___ Provided material

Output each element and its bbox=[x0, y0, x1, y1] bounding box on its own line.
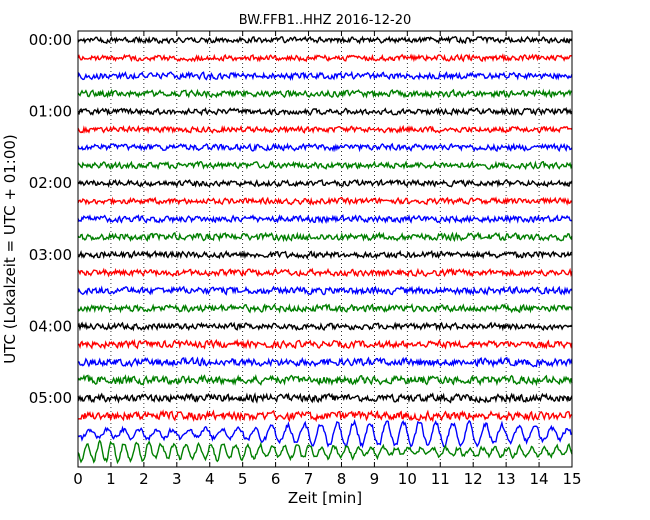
x-tick-label: 6 bbox=[271, 470, 281, 488]
x-tick-label: 14 bbox=[530, 470, 549, 488]
trace-01:30 bbox=[77, 142, 573, 153]
trace-05:45 bbox=[77, 439, 573, 465]
x-axis-label: Zeit [min] bbox=[288, 489, 362, 507]
trace-00:15 bbox=[77, 53, 573, 63]
trace-01:45 bbox=[77, 160, 573, 171]
y-tick-label: 01:00 bbox=[29, 103, 72, 121]
y-tick-label: 03:00 bbox=[29, 246, 72, 264]
trace-02:00 bbox=[77, 178, 573, 188]
x-tick-label: 11 bbox=[431, 470, 450, 488]
y-axis-label: UTC (Lokalzeit = UTC + 01:00) bbox=[1, 134, 19, 364]
x-tick-label: 1 bbox=[106, 470, 116, 488]
trace-05:00 bbox=[77, 392, 573, 404]
trace-03:00 bbox=[77, 249, 573, 260]
trace-05:15 bbox=[77, 409, 573, 423]
trace-01:00 bbox=[77, 106, 573, 117]
trace-02:30 bbox=[77, 214, 573, 225]
x-tick-label: 12 bbox=[464, 470, 483, 488]
y-tick-label: 04:00 bbox=[29, 317, 72, 335]
trace-04:15 bbox=[77, 338, 573, 350]
trace-05:30 bbox=[77, 418, 573, 449]
trace-01:15 bbox=[77, 124, 573, 135]
chart-title: BW.FFB1..HHZ 2016-12-20 bbox=[239, 13, 412, 28]
x-tick-label: 3 bbox=[172, 470, 182, 488]
x-tick-label: 7 bbox=[304, 470, 314, 488]
trace-03:30 bbox=[77, 285, 573, 296]
y-tick-label: 05:00 bbox=[29, 389, 72, 407]
x-tick-label: 4 bbox=[205, 470, 215, 488]
trace-00:00 bbox=[77, 35, 573, 45]
x-tick-label: 0 bbox=[73, 470, 83, 488]
trace-04:30 bbox=[77, 356, 573, 369]
trace-03:45 bbox=[77, 302, 573, 314]
y-tick-label: 00:00 bbox=[29, 31, 72, 49]
trace-04:00 bbox=[77, 321, 573, 332]
grid-lines bbox=[110, 31, 540, 467]
x-tick-label: 5 bbox=[238, 470, 248, 488]
x-axis: 0 1 2 3 4 5 6 7 8 9 10 11 12 13 14 15 bbox=[73, 31, 582, 488]
trace-02:45 bbox=[77, 231, 573, 243]
trace-02:15 bbox=[77, 196, 573, 206]
trace-03:15 bbox=[77, 267, 573, 278]
traces bbox=[77, 35, 573, 465]
x-tick-label: 2 bbox=[139, 470, 149, 488]
trace-04:45 bbox=[77, 374, 573, 387]
trace-00:30 bbox=[77, 70, 573, 82]
y-tick-label: 02:00 bbox=[29, 174, 72, 192]
x-tick-label: 10 bbox=[398, 470, 417, 488]
x-tick-label: 15 bbox=[562, 470, 581, 488]
plot-frame bbox=[77, 30, 573, 468]
trace-00:45 bbox=[77, 88, 573, 100]
x-tick-label: 9 bbox=[370, 470, 380, 488]
x-tick-label: 8 bbox=[337, 470, 347, 488]
x-tick-label: 13 bbox=[497, 470, 516, 488]
y-axis: 00:00 01:00 02:00 03:00 04:00 05:00 bbox=[29, 31, 572, 407]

______

What is expected
Please format the lines of the records as a JSON list of strings, one string per line with blank lines left out, beginning at the line that has "x-tick-label: 6 bbox=[271, 470, 281, 488]" and stopping after the line that has "trace-02:00 bbox=[77, 178, 573, 188]".

Output of the task
[
  "x-tick-label: 6 bbox=[271, 470, 281, 488]",
  "x-tick-label: 14 bbox=[530, 470, 549, 488]",
  "trace-01:30 bbox=[77, 142, 573, 153]",
  "trace-05:45 bbox=[77, 439, 573, 465]",
  "x-axis-label: Zeit [min] bbox=[288, 489, 362, 507]",
  "trace-00:15 bbox=[77, 53, 573, 63]",
  "trace-01:45 bbox=[77, 160, 573, 171]",
  "y-tick-label: 01:00 bbox=[29, 103, 72, 121]",
  "y-tick-label: 03:00 bbox=[29, 246, 72, 264]",
  "trace-02:00 bbox=[77, 178, 573, 188]"
]